EXERCISE INPUT >>
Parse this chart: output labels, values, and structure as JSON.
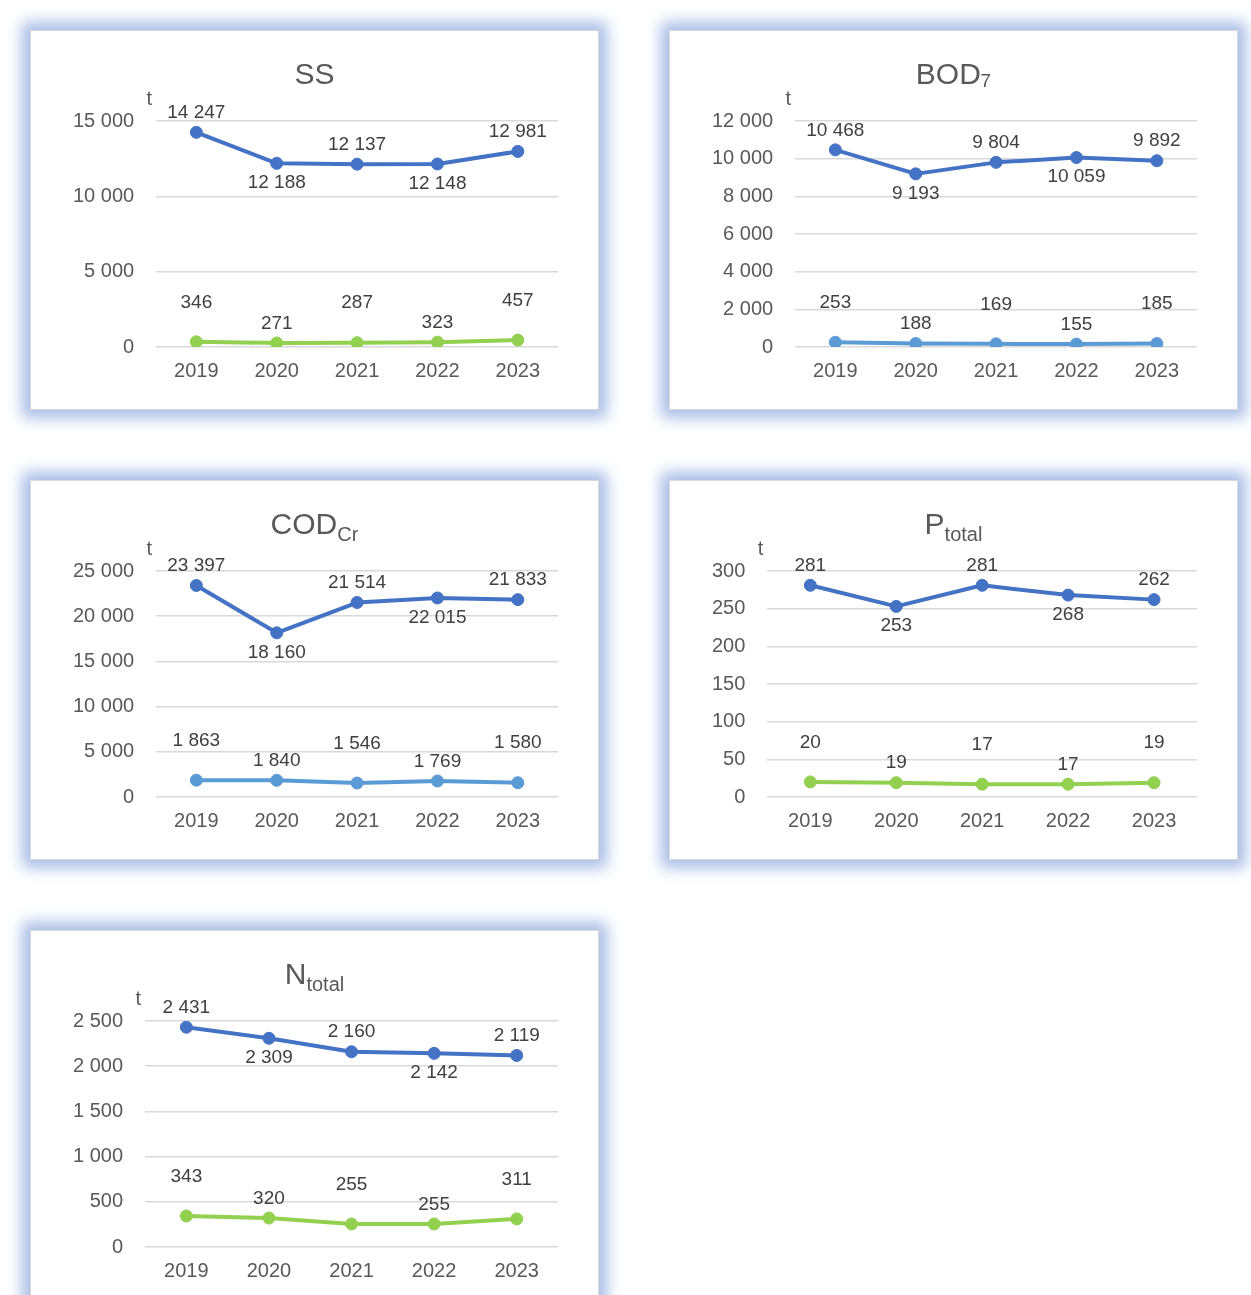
{
  "chart_data": [
    {
      "type": "line",
      "title": "SS",
      "ylabel": "t",
      "categories": [
        "2019",
        "2020",
        "2021",
        "2022",
        "2023"
      ],
      "series": [
        {
          "color": "#4472c4",
          "values": [
            14247,
            12188,
            12137,
            12148,
            12981
          ]
        },
        {
          "color": "#92d050",
          "values": [
            346,
            271,
            287,
            323,
            457
          ]
        }
      ],
      "ylim": [
        0,
        15000
      ],
      "yticks": [
        0,
        {
          "value": 5000,
          "label": "5 000"
        },
        {
          "value": 10000,
          "label": "10 000"
        },
        {
          "value": 15000,
          "label": "15 000"
        }
      ],
      "grid": "y",
      "marker": "circle",
      "data_labels": true
    },
    {
      "type": "line",
      "title": "BOD₇",
      "ylabel": "t",
      "categories": [
        "2019",
        "2020",
        "2021",
        "2022",
        "2023"
      ],
      "series": [
        {
          "color": "#4472c4",
          "values": [
            10468,
            9193,
            9804,
            10059,
            9892
          ]
        },
        {
          "color": "#5b9bd5",
          "values": [
            253,
            188,
            169,
            155,
            185
          ]
        }
      ],
      "ylim": [
        0,
        12000
      ],
      "yticks": [
        0,
        {
          "value": 2000,
          "label": "2 000"
        },
        {
          "value": 4000,
          "label": "4 000"
        },
        {
          "value": 6000,
          "label": "6 000"
        },
        {
          "value": 8000,
          "label": "8 000"
        },
        {
          "value": 10000,
          "label": "10 000"
        },
        {
          "value": 12000,
          "label": "12 000"
        }
      ],
      "grid": "y",
      "marker": "circle",
      "data_labels": true
    },
    {
      "type": "line",
      "title": "COD$_{Cr}$",
      "ylabel": "t",
      "categories": [
        "2019",
        "2020",
        "2021",
        "2022",
        "2023"
      ],
      "series": [
        {
          "color": "#4472c4",
          "values": [
            23397,
            18160,
            21514,
            22015,
            21833
          ]
        },
        {
          "color": "#5b9bd5",
          "values": [
            1863,
            1840,
            1546,
            1769,
            1580
          ]
        }
      ],
      "ylim": [
        0,
        25000
      ],
      "yticks": [
        0,
        {
          "value": 5000,
          "label": "5 000"
        },
        {
          "value": 10000,
          "label": "10 000"
        },
        {
          "value": 15000,
          "label": "15 000"
        },
        {
          "value": 20000,
          "label": "20 000"
        },
        {
          "value": 25000,
          "label": "25 000"
        }
      ],
      "grid": "y",
      "marker": "circle",
      "data_labels": true
    },
    {
      "type": "line",
      "title": "P$_{total}$",
      "ylabel": "t",
      "categories": [
        "2019",
        "2020",
        "2021",
        "2022",
        "2023"
      ],
      "series": [
        {
          "color": "#4472c4",
          "values": [
            281,
            253,
            281,
            268,
            262
          ]
        },
        {
          "color": "#92d050",
          "values": [
            20,
            19,
            17,
            17,
            19
          ]
        }
      ],
      "ylim": [
        0,
        300
      ],
      "yticks": [
        0,
        50,
        100,
        150,
        200,
        250,
        300
      ],
      "grid": "y",
      "marker": "circle",
      "data_labels": true
    },
    {
      "type": "line",
      "title": "N$_{total}$",
      "ylabel": "t",
      "categories": [
        "2019",
        "2020",
        "2021",
        "2022",
        "2023"
      ],
      "series": [
        {
          "color": "#4472c4",
          "values": [
            2431,
            2309,
            2160,
            2142,
            2119
          ]
        },
        {
          "color": "#92d050",
          "values": [
            343,
            320,
            255,
            255,
            311
          ]
        }
      ],
      "ylim": [
        0,
        2500
      ],
      "yticks": [
        0,
        500,
        {
          "value": 1000,
          "label": "1 000"
        },
        {
          "value": 1500,
          "label": "1 500"
        },
        {
          "value": 2000,
          "label": "2 000"
        },
        {
          "value": 2500,
          "label": "2 500"
        }
      ],
      "grid": "y",
      "marker": "circle",
      "data_labels": true
    }
  ]
}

WHAT THIS TASK INVOLVES >> Make a verbatim copy of all the entries and strip out the pictures.

FULL SOLUTION >>
Parse this chart: output labels, values, and structure as JSON.
{
  "chart_data": [
    {
      "type": "line",
      "title": "SS",
      "ylabel": "t",
      "categories": [
        "2019",
        "2020",
        "2021",
        "2022",
        "2023"
      ],
      "series": [
        {
          "color": "#4472c4",
          "values": [
            14247,
            12188,
            12137,
            12148,
            12981
          ]
        },
        {
          "color": "#92d050",
          "values": [
            346,
            271,
            287,
            323,
            457
          ]
        }
      ],
      "ylim": [
        0,
        15000
      ],
      "yticks": [
        0,
        {
          "value": 5000,
          "label": "5 000"
        },
        {
          "value": 10000,
          "label": "10 000"
        },
        {
          "value": 15000,
          "label": "15 000"
        }
      ],
      "grid": "y",
      "marker": "circle",
      "data_labels": true
    },
    {
      "type": "line",
      "title": "BOD₇",
      "ylabel": "t",
      "categories": [
        "2019",
        "2020",
        "2021",
        "2022",
        "2023"
      ],
      "series": [
        {
          "color": "#4472c4",
          "values": [
            10468,
            9193,
            9804,
            10059,
            9892
          ]
        },
        {
          "color": "#5b9bd5",
          "values": [
            253,
            188,
            169,
            155,
            185
          ]
        }
      ],
      "ylim": [
        0,
        12000
      ],
      "yticks": [
        0,
        {
          "value": 2000,
          "label": "2 000"
        },
        {
          "value": 4000,
          "label": "4 000"
        },
        {
          "value": 6000,
          "label": "6 000"
        },
        {
          "value": 8000,
          "label": "8 000"
        },
        {
          "value": 10000,
          "label": "10 000"
        },
        {
          "value": 12000,
          "label": "12 000"
        }
      ],
      "grid": "y",
      "marker": "circle",
      "data_labels": true
    },
    {
      "type": "line",
      "title": "COD$_{Cr}$",
      "ylabel": "t",
      "categories": [
        "2019",
        "2020",
        "2021",
        "2022",
        "2023"
      ],
      "series": [
        {
          "color": "#4472c4",
          "values": [
            23397,
            18160,
            21514,
            22015,
            21833
          ]
        },
        {
          "color": "#5b9bd5",
          "values": [
            1863,
            1840,
            1546,
            1769,
            1580
          ]
        }
      ],
      "ylim": [
        0,
        25000
      ],
      "yticks": [
        0,
        {
          "value": 5000,
          "label": "5 000"
        },
        {
          "value": 10000,
          "label": "10 000"
        },
        {
          "value": 15000,
          "label": "15 000"
        },
        {
          "value": 20000,
          "label": "20 000"
        },
        {
          "value": 25000,
          "label": "25 000"
        }
      ],
      "grid": "y",
      "marker": "circle",
      "data_labels": true
    },
    {
      "type": "line",
      "title": "P$_{total}$",
      "ylabel": "t",
      "categories": [
        "2019",
        "2020",
        "2021",
        "2022",
        "2023"
      ],
      "series": [
        {
          "color": "#4472c4",
          "values": [
            281,
            253,
            281,
            268,
            262
          ]
        },
        {
          "color": "#92d050",
          "values": [
            20,
            19,
            17,
            17,
            19
          ]
        }
      ],
      "ylim": [
        0,
        300
      ],
      "yticks": [
        0,
        50,
        100,
        150,
        200,
        250,
        300
      ],
      "grid": "y",
      "marker": "circle",
      "data_labels": true
    },
    {
      "type": "line",
      "title": "N$_{total}$",
      "ylabel": "t",
      "categories": [
        "2019",
        "2020",
        "2021",
        "2022",
        "2023"
      ],
      "series": [
        {
          "color": "#4472c4",
          "values": [
            2431,
            2309,
            2160,
            2142,
            2119
          ]
        },
        {
          "color": "#92d050",
          "values": [
            343,
            320,
            255,
            255,
            311
          ]
        }
      ],
      "ylim": [
        0,
        2500
      ],
      "yticks": [
        0,
        500,
        {
          "value": 1000,
          "label": "1 000"
        },
        {
          "value": 1500,
          "label": "1 500"
        },
        {
          "value": 2000,
          "label": "2 000"
        },
        {
          "value": 2500,
          "label": "2 500"
        }
      ],
      "grid": "y",
      "marker": "circle",
      "data_labels": true
    }
  ]
}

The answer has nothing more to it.